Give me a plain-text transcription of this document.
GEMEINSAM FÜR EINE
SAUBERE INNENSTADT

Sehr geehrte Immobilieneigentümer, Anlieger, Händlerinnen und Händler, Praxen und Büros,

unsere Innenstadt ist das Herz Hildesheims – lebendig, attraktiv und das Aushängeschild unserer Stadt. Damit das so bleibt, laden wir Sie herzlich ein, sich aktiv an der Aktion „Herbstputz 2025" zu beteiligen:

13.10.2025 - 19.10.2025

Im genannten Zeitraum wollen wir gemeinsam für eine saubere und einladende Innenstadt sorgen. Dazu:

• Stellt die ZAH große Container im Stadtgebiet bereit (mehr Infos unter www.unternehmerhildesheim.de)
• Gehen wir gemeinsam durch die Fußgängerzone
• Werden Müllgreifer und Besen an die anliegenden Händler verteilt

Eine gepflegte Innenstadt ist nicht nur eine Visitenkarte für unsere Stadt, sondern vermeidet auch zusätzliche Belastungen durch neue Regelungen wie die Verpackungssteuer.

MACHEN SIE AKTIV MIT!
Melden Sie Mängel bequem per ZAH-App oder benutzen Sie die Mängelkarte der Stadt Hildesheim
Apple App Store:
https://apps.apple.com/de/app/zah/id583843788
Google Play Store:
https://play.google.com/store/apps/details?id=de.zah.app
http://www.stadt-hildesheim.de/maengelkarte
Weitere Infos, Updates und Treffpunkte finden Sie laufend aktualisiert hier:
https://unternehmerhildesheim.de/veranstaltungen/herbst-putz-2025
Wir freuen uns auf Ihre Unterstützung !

· · ·

Task requirements: From the entries above, extract every line where the word "https" appears.

Result:
https://apps.apple.com/de/app/zah/id583843788
https://play.google.com/store/apps/details?id=de.zah.app
https://unternehmerhildesheim.de/veranstaltungen/herbst-putz-2025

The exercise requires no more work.